RAW DATA ->
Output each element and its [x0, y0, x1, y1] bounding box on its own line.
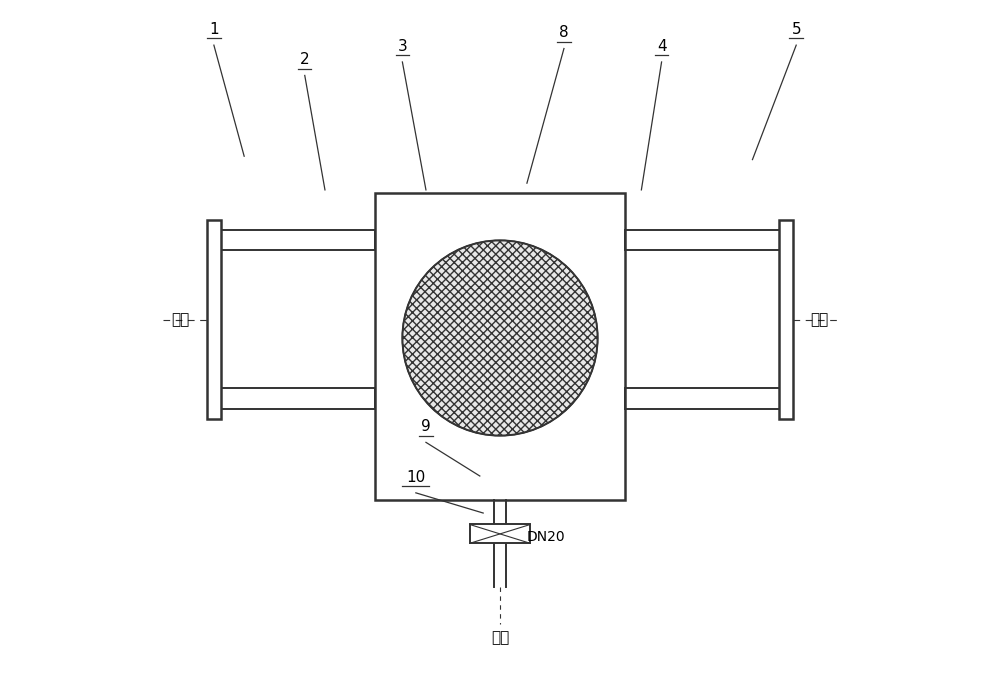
- Bar: [375, 193, 625, 500]
- Text: 3: 3: [398, 39, 407, 54]
- Ellipse shape: [402, 241, 598, 435]
- Text: 4: 4: [657, 39, 666, 54]
- Text: 8: 8: [559, 26, 569, 41]
- Text: 出口: 出口: [810, 312, 829, 327]
- Text: DN20: DN20: [527, 529, 566, 544]
- Bar: [470, 525, 530, 544]
- Text: 5: 5: [791, 22, 801, 37]
- Text: 9: 9: [421, 419, 431, 434]
- Text: 排口: 排口: [491, 630, 509, 645]
- Bar: [779, 220, 793, 419]
- Text: 10: 10: [406, 470, 425, 485]
- Text: 2: 2: [300, 52, 310, 68]
- Text: 进口: 进口: [171, 312, 190, 327]
- Bar: [207, 220, 221, 419]
- Text: 1: 1: [209, 22, 219, 37]
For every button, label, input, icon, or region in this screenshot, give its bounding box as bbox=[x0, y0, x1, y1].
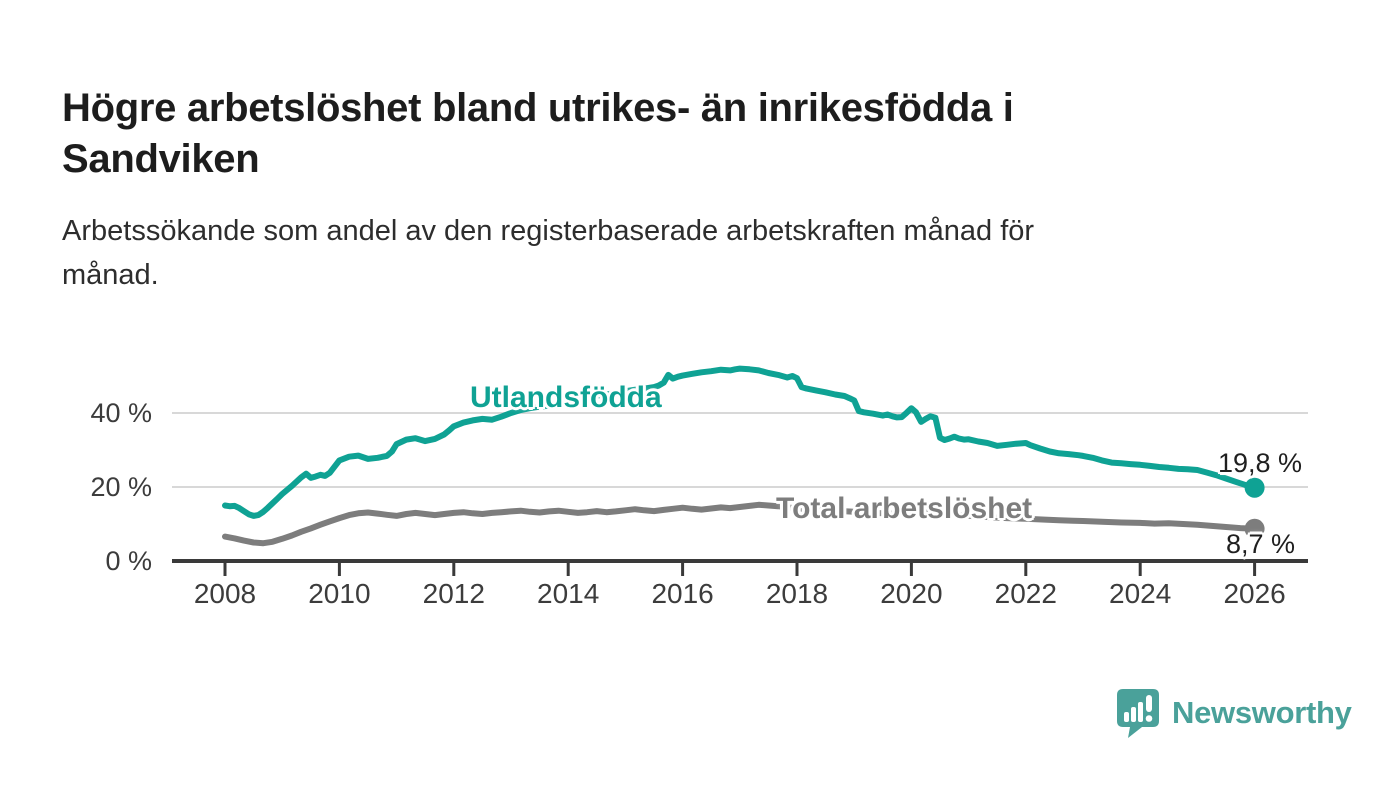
x-tick-label-2010: 2010 bbox=[308, 578, 371, 609]
y-tick-label-20: 20 % bbox=[90, 472, 152, 502]
title-line-1: Högre arbetslöshet bland utrikes- än inr… bbox=[62, 85, 1014, 130]
x-tick-label-2026: 2026 bbox=[1223, 578, 1286, 609]
x-tick-label-2024: 2024 bbox=[1109, 578, 1172, 609]
bar-3 bbox=[1138, 702, 1143, 722]
bar-1 bbox=[1124, 712, 1129, 722]
line-series-0 bbox=[222, 365, 1258, 519]
x-tick-label-2008: 2008 bbox=[193, 578, 257, 609]
end-dot-series-1 bbox=[1244, 518, 1265, 539]
chart-subtitle: Arbetssökande som andel av den registerb… bbox=[62, 210, 1302, 297]
bar-2 bbox=[1131, 707, 1136, 722]
x-tick-label-2018: 2018 bbox=[765, 578, 829, 609]
end-value-label-total: 8,7 % bbox=[1226, 529, 1296, 559]
newsworthy-logo: Newsworthy bbox=[1116, 688, 1352, 738]
x-tick-label-2014: 2014 bbox=[537, 578, 600, 609]
x-tick-label-2012: 2012 bbox=[422, 578, 485, 609]
page-title: Högre arbetslöshet bland utrikes- än inr… bbox=[62, 83, 1242, 185]
subtitle-line-1: Arbetssökande som andel av den registerb… bbox=[62, 215, 1035, 247]
exclamation-bar bbox=[1146, 695, 1152, 712]
y-tick-label-0: 0 % bbox=[105, 546, 152, 576]
x-tick-label-2020: 2020 bbox=[880, 578, 943, 609]
exclamation-dot bbox=[1145, 715, 1153, 722]
subtitle-line-2: månad. bbox=[62, 258, 159, 291]
y-tick-label-40: 40 % bbox=[90, 398, 152, 428]
newsworthy-logo-text: Newsworthy bbox=[1172, 695, 1352, 730]
line-series-1 bbox=[222, 501, 1258, 547]
x-tick-label-2016: 2016 bbox=[651, 578, 714, 609]
series-label-utlandsfodda: Utlandsfödda bbox=[470, 381, 662, 414]
title-line-2: Sandviken bbox=[62, 136, 260, 181]
end-value-label-utlandsfodda: 19,8 % bbox=[1218, 448, 1303, 478]
series-label-total-arbetsloshet: Total arbetslöshet bbox=[776, 492, 1033, 525]
x-tick-label-2022: 2022 bbox=[994, 578, 1057, 609]
newsworthy-logo-icon bbox=[1117, 689, 1159, 738]
end-dot-series-0 bbox=[1244, 477, 1265, 498]
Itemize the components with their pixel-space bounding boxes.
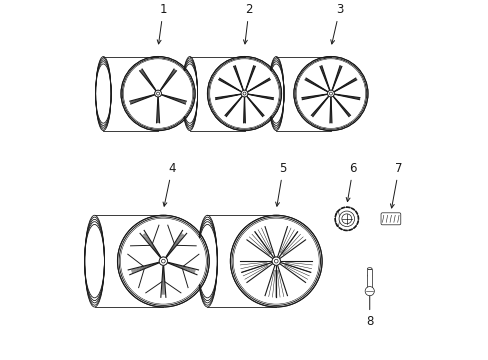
Ellipse shape xyxy=(366,268,371,270)
Text: 1: 1 xyxy=(157,3,167,44)
Circle shape xyxy=(365,287,374,296)
Circle shape xyxy=(159,257,167,265)
Circle shape xyxy=(123,59,192,128)
Circle shape xyxy=(159,257,167,265)
Circle shape xyxy=(338,211,354,226)
Text: 5: 5 xyxy=(275,162,286,206)
Text: 7: 7 xyxy=(389,162,402,208)
Circle shape xyxy=(327,90,334,97)
Text: 8: 8 xyxy=(366,272,373,328)
Circle shape xyxy=(327,90,334,97)
FancyBboxPatch shape xyxy=(380,213,400,225)
Circle shape xyxy=(271,257,280,265)
Circle shape xyxy=(154,90,161,97)
Circle shape xyxy=(241,90,247,97)
Text: 3: 3 xyxy=(330,3,343,44)
Circle shape xyxy=(296,59,365,128)
Text: 6: 6 xyxy=(346,162,356,202)
Text: 4: 4 xyxy=(163,162,176,206)
Circle shape xyxy=(154,90,161,97)
Bar xyxy=(366,269,371,290)
Text: 2: 2 xyxy=(243,3,252,44)
Circle shape xyxy=(210,59,278,128)
Circle shape xyxy=(121,219,205,304)
Circle shape xyxy=(271,257,280,265)
Circle shape xyxy=(233,219,318,304)
Circle shape xyxy=(241,90,247,97)
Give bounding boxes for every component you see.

YOUR GOAL ->
Reproduce every line of the listing above word for word, from the first line to the last, but leave out the pictures.

OUTPUT OF THE TASK ->
Output each element and its [x0, y0, x1, y1] bounding box on its own line.
- Bar: [375, 193, 625, 500]
- Text: 3: 3: [398, 39, 407, 54]
- Ellipse shape: [402, 241, 598, 435]
- Text: 4: 4: [657, 39, 666, 54]
- Text: 8: 8: [559, 26, 569, 41]
- Text: 出口: 出口: [810, 312, 829, 327]
- Text: DN20: DN20: [527, 529, 566, 544]
- Bar: [470, 525, 530, 544]
- Text: 5: 5: [791, 22, 801, 37]
- Text: 9: 9: [421, 419, 431, 434]
- Text: 排口: 排口: [491, 630, 509, 645]
- Bar: [779, 220, 793, 419]
- Text: 10: 10: [406, 470, 425, 485]
- Text: 2: 2: [300, 52, 310, 68]
- Text: 进口: 进口: [171, 312, 190, 327]
- Bar: [207, 220, 221, 419]
- Text: 1: 1: [209, 22, 219, 37]
For every button, label, input, icon, or region in this screenshot, give its bounding box as bbox=[x0, y0, x1, y1].
x-tick-label-2010: 2010 bbox=[308, 578, 371, 609]
y-tick-label-20: 20 % bbox=[90, 472, 152, 502]
title-line-1: Högre arbetslöshet bland utrikes- än inr… bbox=[62, 85, 1014, 130]
x-tick-label-2026: 2026 bbox=[1223, 578, 1286, 609]
x-tick-label-2024: 2024 bbox=[1109, 578, 1172, 609]
bar-3 bbox=[1138, 702, 1143, 722]
bar-1 bbox=[1124, 712, 1129, 722]
line-series-0 bbox=[222, 365, 1258, 519]
x-tick-label-2008: 2008 bbox=[193, 578, 257, 609]
end-dot-series-1 bbox=[1244, 518, 1265, 539]
chart-subtitle: Arbetssökande som andel av den registerb… bbox=[62, 210, 1302, 297]
bar-2 bbox=[1131, 707, 1136, 722]
x-tick-label-2018: 2018 bbox=[765, 578, 829, 609]
end-value-label-total: 8,7 % bbox=[1226, 529, 1296, 559]
newsworthy-logo: Newsworthy bbox=[1116, 688, 1352, 738]
x-tick-label-2014: 2014 bbox=[537, 578, 600, 609]
x-tick-label-2012: 2012 bbox=[422, 578, 485, 609]
page-title: Högre arbetslöshet bland utrikes- än inr… bbox=[62, 83, 1242, 185]
subtitle-line-1: Arbetssökande som andel av den registerb… bbox=[62, 215, 1035, 247]
exclamation-bar bbox=[1146, 695, 1152, 712]
y-tick-label-0: 0 % bbox=[105, 546, 152, 576]
x-tick-label-2020: 2020 bbox=[880, 578, 943, 609]
exclamation-dot bbox=[1145, 715, 1153, 722]
subtitle-line-2: månad. bbox=[62, 258, 159, 291]
y-tick-label-40: 40 % bbox=[90, 398, 152, 428]
newsworthy-logo-text: Newsworthy bbox=[1172, 695, 1352, 730]
line-series-1 bbox=[222, 501, 1258, 547]
x-tick-label-2016: 2016 bbox=[651, 578, 714, 609]
series-label-utlandsfodda: Utlandsfödda bbox=[470, 381, 662, 414]
title-line-2: Sandviken bbox=[62, 136, 260, 181]
end-value-label-utlandsfodda: 19,8 % bbox=[1218, 448, 1303, 478]
series-label-total-arbetsloshet: Total arbetslöshet bbox=[776, 492, 1033, 525]
x-tick-label-2022: 2022 bbox=[994, 578, 1057, 609]
newsworthy-logo-icon bbox=[1117, 689, 1159, 738]
end-dot-series-0 bbox=[1244, 477, 1265, 498]
Itemize the components with their pixel-space bounding boxes.
Ellipse shape xyxy=(366,268,371,270)
Text: 1: 1 xyxy=(157,3,167,44)
Circle shape xyxy=(365,287,374,296)
Circle shape xyxy=(159,257,167,265)
Circle shape xyxy=(123,59,192,128)
Circle shape xyxy=(159,257,167,265)
Circle shape xyxy=(338,211,354,226)
Text: 5: 5 xyxy=(275,162,286,206)
Text: 7: 7 xyxy=(389,162,402,208)
Circle shape xyxy=(327,90,334,97)
Text: 8: 8 xyxy=(366,272,373,328)
Circle shape xyxy=(327,90,334,97)
FancyBboxPatch shape xyxy=(380,213,400,225)
Circle shape xyxy=(271,257,280,265)
Circle shape xyxy=(154,90,161,97)
Circle shape xyxy=(241,90,247,97)
Text: 3: 3 xyxy=(330,3,343,44)
Circle shape xyxy=(296,59,365,128)
Text: 6: 6 xyxy=(346,162,356,202)
Text: 4: 4 xyxy=(163,162,176,206)
Circle shape xyxy=(154,90,161,97)
Bar xyxy=(366,269,371,290)
Text: 2: 2 xyxy=(243,3,252,44)
Circle shape xyxy=(210,59,278,128)
Circle shape xyxy=(121,219,205,304)
Circle shape xyxy=(271,257,280,265)
Circle shape xyxy=(233,219,318,304)
Circle shape xyxy=(241,90,247,97)
Give bounding boxes for every component you see.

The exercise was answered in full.